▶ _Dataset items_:

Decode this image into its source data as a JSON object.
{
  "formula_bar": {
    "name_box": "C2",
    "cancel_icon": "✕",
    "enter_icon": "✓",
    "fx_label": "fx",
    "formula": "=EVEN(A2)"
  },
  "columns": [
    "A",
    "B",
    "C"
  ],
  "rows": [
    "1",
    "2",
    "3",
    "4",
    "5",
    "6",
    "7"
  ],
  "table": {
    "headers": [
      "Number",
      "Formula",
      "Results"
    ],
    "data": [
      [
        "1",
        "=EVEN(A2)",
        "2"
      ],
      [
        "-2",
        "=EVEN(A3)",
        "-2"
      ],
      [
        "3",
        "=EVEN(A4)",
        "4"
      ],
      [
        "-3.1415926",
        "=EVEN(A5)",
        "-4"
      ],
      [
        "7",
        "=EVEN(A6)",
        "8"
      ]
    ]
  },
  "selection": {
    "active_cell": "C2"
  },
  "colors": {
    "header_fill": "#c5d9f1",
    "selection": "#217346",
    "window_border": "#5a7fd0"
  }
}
* * *
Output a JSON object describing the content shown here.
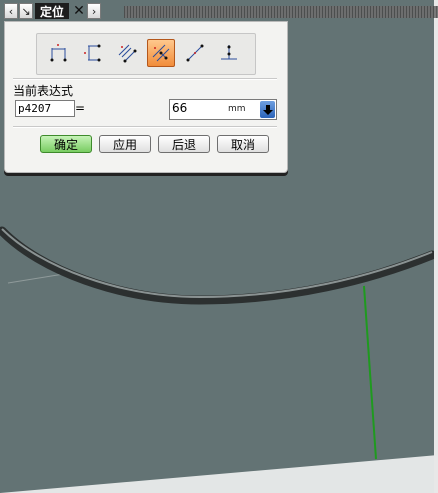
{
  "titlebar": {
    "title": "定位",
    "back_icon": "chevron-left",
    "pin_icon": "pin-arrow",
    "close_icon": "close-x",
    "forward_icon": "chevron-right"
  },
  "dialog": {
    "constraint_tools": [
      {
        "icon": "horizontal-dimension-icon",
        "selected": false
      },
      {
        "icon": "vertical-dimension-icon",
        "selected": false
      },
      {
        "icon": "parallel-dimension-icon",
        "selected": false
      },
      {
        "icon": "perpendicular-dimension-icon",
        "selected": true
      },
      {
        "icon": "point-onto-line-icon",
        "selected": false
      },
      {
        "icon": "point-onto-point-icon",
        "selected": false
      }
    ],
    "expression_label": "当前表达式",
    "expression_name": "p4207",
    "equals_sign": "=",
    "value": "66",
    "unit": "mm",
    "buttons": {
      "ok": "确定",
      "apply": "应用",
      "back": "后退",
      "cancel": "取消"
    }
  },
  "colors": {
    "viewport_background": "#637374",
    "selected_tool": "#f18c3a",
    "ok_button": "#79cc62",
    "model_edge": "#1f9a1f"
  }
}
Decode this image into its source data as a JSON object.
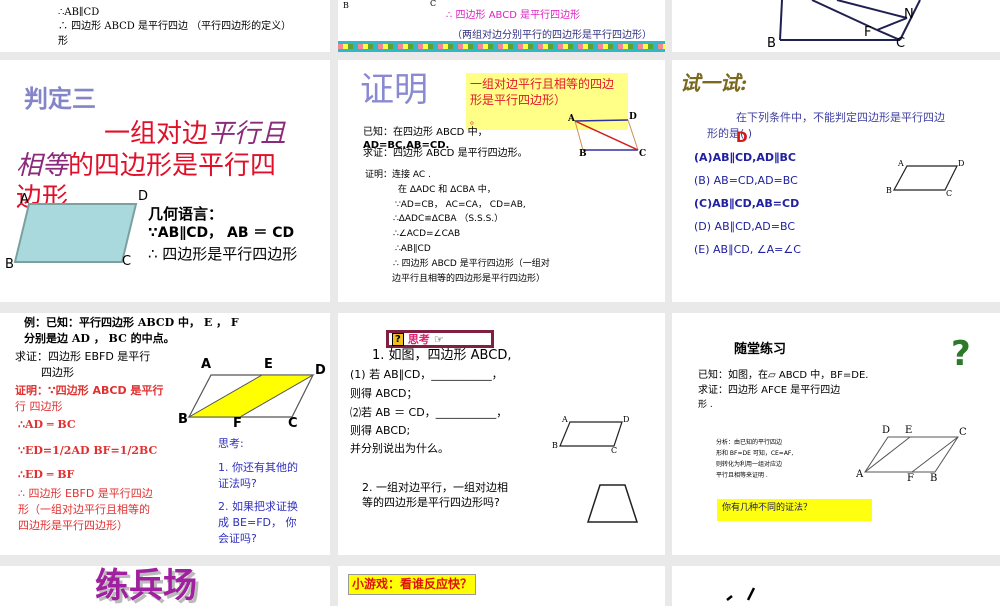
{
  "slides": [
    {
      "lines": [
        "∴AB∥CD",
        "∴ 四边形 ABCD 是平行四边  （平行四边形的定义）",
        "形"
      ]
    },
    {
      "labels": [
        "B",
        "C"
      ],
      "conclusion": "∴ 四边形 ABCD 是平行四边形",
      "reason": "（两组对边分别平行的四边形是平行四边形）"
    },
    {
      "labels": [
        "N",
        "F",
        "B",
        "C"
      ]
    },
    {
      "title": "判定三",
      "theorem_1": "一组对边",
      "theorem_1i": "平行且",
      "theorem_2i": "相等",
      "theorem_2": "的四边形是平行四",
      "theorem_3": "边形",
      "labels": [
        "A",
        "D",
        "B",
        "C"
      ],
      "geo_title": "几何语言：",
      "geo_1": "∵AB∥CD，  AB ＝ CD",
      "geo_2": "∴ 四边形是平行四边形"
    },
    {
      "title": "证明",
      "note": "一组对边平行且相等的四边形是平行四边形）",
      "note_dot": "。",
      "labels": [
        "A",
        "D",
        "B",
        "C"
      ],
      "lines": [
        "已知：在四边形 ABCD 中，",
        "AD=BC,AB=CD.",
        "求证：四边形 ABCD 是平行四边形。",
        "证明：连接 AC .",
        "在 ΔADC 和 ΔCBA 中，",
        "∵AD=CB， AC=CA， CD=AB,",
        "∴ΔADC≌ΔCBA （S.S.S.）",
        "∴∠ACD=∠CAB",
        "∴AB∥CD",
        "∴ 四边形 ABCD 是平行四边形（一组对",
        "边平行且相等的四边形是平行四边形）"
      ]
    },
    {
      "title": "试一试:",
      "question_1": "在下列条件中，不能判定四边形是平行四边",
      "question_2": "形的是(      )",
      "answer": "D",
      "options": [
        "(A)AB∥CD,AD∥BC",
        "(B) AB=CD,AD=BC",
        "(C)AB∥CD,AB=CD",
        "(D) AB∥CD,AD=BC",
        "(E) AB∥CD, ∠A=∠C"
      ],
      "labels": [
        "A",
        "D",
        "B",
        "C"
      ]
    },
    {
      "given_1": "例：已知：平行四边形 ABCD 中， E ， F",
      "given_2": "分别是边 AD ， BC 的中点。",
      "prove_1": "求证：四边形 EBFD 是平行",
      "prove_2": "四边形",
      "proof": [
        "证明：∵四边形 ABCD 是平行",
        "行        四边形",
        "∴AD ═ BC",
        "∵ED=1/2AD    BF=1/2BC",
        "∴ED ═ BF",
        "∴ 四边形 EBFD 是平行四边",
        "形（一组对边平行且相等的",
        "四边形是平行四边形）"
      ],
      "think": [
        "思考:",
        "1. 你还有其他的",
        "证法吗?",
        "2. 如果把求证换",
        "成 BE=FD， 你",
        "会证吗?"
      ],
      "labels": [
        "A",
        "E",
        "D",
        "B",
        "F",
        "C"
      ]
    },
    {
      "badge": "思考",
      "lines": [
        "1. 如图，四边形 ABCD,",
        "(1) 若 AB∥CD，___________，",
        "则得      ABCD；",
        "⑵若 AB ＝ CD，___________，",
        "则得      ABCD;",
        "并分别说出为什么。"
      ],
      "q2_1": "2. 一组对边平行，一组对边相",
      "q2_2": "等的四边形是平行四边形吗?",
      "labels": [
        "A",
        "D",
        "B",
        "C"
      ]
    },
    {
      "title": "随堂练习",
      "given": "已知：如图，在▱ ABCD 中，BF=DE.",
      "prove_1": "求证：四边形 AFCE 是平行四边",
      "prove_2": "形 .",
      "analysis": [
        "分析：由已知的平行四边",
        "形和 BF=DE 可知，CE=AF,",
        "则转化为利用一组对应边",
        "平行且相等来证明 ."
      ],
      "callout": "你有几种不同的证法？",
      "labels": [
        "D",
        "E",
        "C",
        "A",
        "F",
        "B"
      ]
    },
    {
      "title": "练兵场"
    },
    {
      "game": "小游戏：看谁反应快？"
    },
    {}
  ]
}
---
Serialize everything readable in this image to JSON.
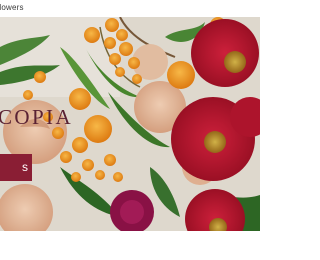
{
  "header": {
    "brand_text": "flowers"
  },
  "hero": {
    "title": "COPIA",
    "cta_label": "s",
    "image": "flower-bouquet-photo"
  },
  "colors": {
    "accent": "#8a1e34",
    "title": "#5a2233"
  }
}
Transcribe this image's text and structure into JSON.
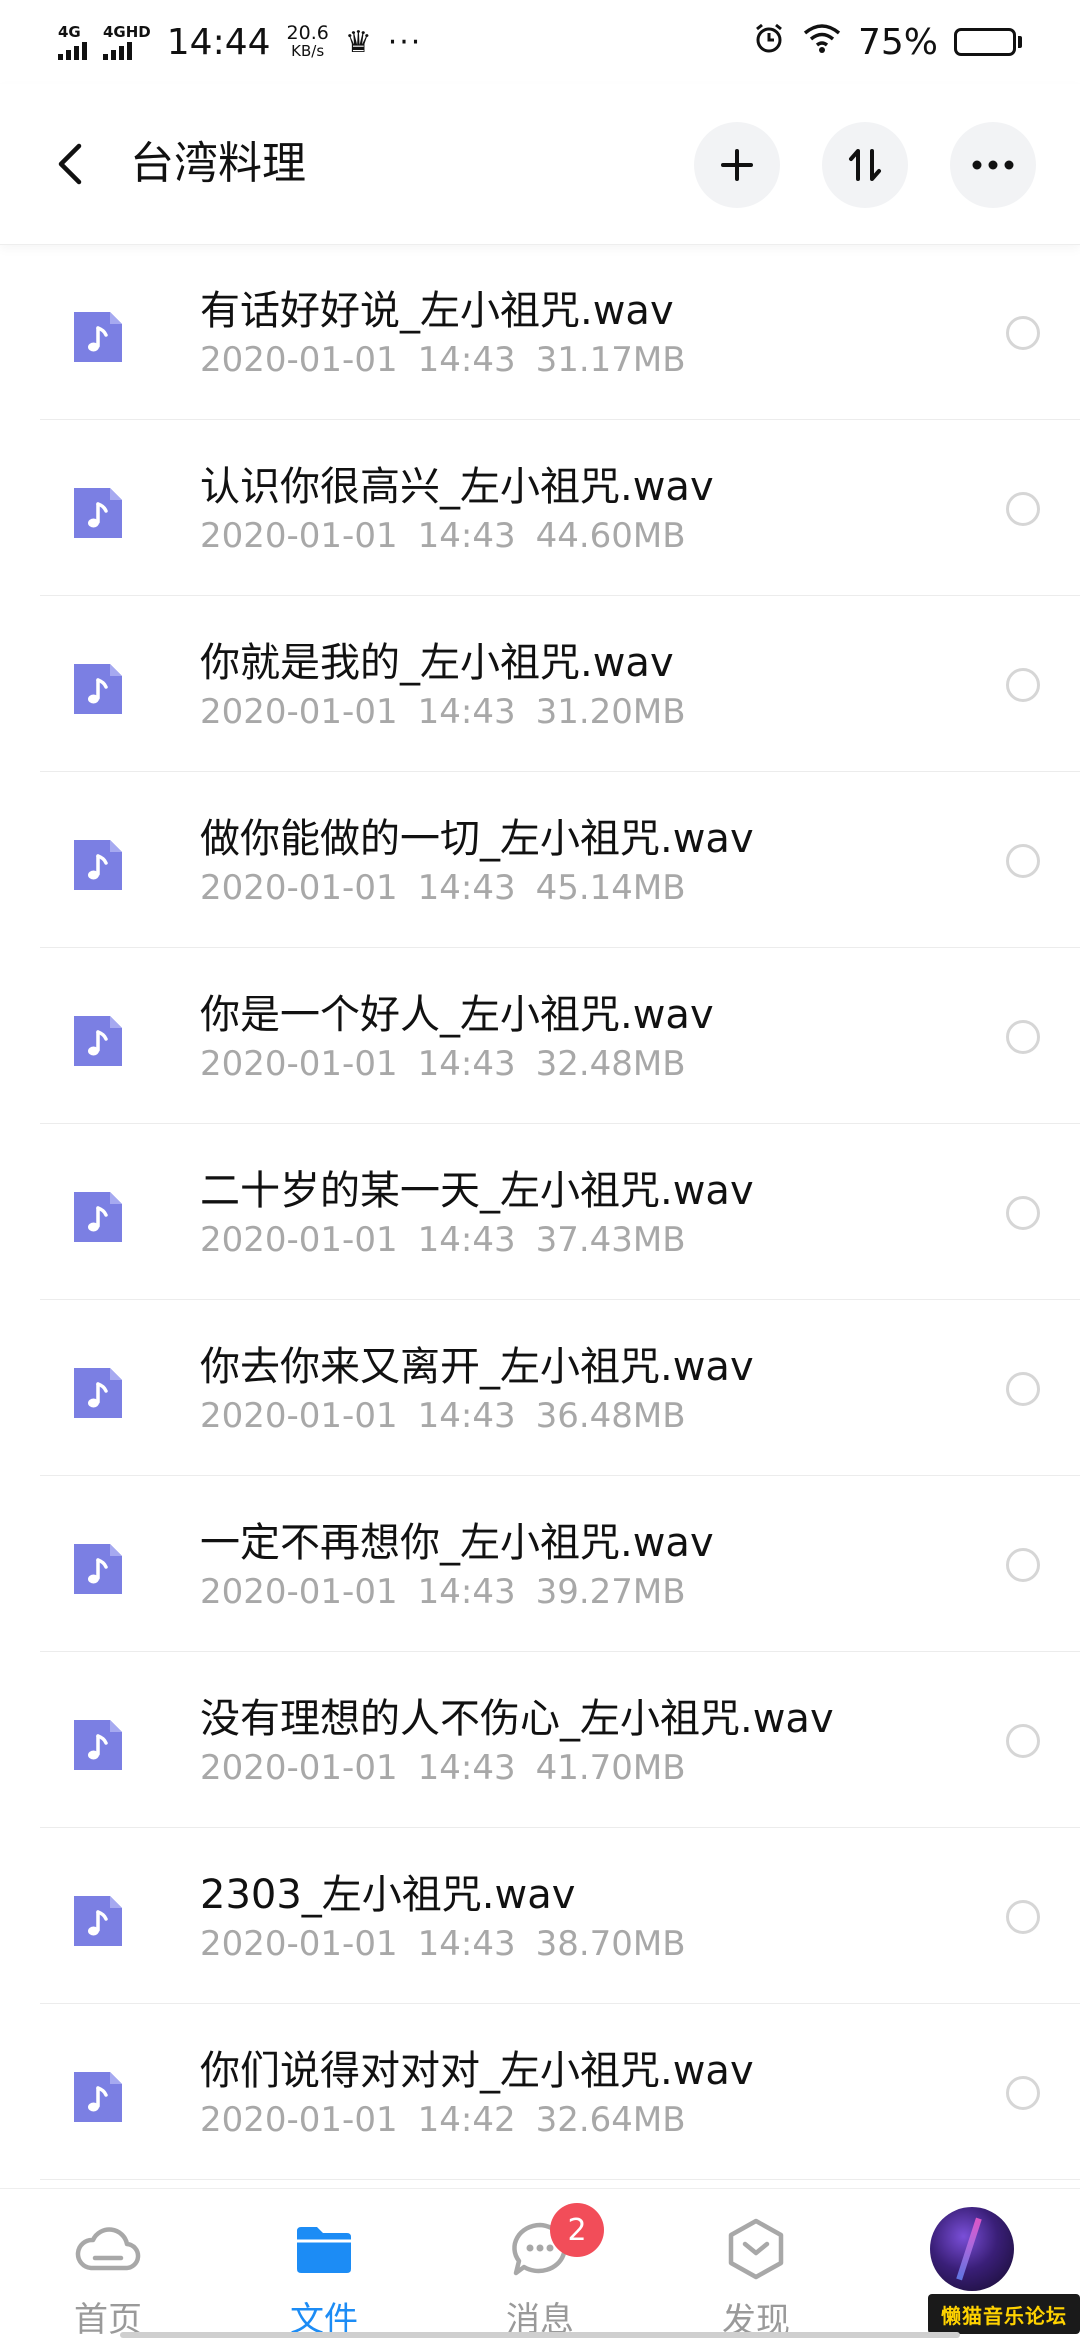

▶ _To do_:
Print exactly the lines from the line containing "Serialize everything readable" through the line containing "Transcribe this image's", and omit any picture found among them.

▶ _Result of this task_:
Serialize everything readable in this image to JSON.
{
  "header": {
    "brand_text": "flowers"
  },
  "hero": {
    "title": "COPIA",
    "cta_label": "s",
    "image": "flower-bouquet-photo"
  },
  "colors": {
    "accent": "#8a1e34",
    "title": "#5a2233"
  }
}
Transcribe this image's text and structure into JSON.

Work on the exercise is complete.